• [Quoted text]:
┌──
Advanced Microwave Radiometer Team, Mohamed Abid (kneeling, third from left)
Image credit: NASA/JPL-Caltech

The Ocean Surface Topography Mission on the Jason-2 satellite (OSTM/Jason-2) is making steady progress toward a June 2008 launch. A suite of sophisticated instruments developed by a highly qualified team of engineers will enable the mission to extend the record of ocean surface topography measurements made by TOPEX/Poseidon and Jason-1. Success of the mission will depend not only on the instruments functioning properly but also on how well the individuals who make up the international partnership work together. Project system engineer Dr. Mohamed Abid offers his perspective on the excitement and the challenges associated with this ocean altimetry mission.

How long have you been involved with the OSTM/Jason-2 mission and in what roles?

Mohamed (far right) with student buoy project team members
Image credit: NASA/JPL-Caltech

I've been on the team for about 3 years. I began as the Payload System Engineer, and my responsibilities have steadily increased since then. I am presently the Project System Engineer and the Engineer Technical Authority for OSTM.
└──
• [Provided material]:
┌──
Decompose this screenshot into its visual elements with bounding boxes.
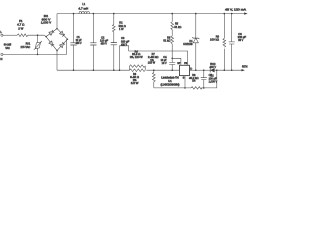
└──
Continue the OSTM/Jason-2 interview with Mohamed Abid, picking up after its last sentence.

In parallel, I had the opportunity to share the excitement of the mission with future scientists and engineers. Last year, I mentored a group of students aged 9-17 in a project to construct and launch a buoy as part of an international oceanography education program. The project was rewarding for me as well as for the students.

What is a system engineer and what are your duties on OSTM/Jason-2

A system engineer is an individual that masters a set of technical and behavior functions. For example, on the technical side, my duty was to make sure that the instruments we design and build meet performance and interface requirements. This would guarantee a successful integration on the spacecraft, launch, and on-orbit operation. On the behavior side, it was important, for example, to establish and ensure a clear communication flow among not only the JPL instrument teams, but also with our international counterparts, CNES, the spacecraft contractor Alcatel Alenia Space, and Eumetsat.

As system engineer, what have been your biggest challenges with this mission?

OSTM is an international mission; therefore we've had some philosophical and technical approach differences among the partner agencies. From the NASA/JPL side, we also had to comply with U.S. laws and regulations regarding export and import of technical information. These factors have made it an interesting challenge to design, manage, and implement our project.

What is your own specific area of research and what do you find most technologically interesting about the OSTM/Jason-2 mission?

AMR instrument installed (background) Project System Engineer, Mohamed Abid (standing, second from left)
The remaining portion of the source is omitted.